## What the task requires
Extract every line that contains the word "Ravi".

## Data shown
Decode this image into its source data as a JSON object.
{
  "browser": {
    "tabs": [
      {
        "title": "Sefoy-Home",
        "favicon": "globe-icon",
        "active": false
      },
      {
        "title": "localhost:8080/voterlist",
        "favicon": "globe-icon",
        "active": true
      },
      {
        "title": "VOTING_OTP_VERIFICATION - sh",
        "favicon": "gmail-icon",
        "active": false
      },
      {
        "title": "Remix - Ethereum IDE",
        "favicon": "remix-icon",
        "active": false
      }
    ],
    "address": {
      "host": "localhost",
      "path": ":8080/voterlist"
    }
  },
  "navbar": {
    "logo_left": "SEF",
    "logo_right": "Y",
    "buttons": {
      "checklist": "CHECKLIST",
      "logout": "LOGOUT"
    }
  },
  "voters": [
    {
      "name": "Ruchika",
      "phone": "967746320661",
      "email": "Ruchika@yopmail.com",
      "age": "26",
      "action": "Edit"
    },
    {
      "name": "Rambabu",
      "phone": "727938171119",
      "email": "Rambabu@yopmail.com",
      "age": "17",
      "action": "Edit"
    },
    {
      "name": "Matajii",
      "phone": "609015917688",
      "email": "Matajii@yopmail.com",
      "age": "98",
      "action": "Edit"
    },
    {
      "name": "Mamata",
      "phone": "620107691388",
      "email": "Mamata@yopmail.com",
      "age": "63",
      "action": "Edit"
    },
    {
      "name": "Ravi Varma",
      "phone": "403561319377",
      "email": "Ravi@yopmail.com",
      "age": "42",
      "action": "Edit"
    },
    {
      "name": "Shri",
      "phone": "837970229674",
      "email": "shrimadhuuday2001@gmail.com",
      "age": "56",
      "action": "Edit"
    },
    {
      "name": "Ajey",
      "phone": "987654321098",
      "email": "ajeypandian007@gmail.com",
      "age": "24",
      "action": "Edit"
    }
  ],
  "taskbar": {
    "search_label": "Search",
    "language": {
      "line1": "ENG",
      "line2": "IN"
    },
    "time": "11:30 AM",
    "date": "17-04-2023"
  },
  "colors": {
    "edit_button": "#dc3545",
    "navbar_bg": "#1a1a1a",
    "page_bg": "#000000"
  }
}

## Solution for this task
      "name": "Ravi Varma",
      "email": "Ravi@yopmail.com",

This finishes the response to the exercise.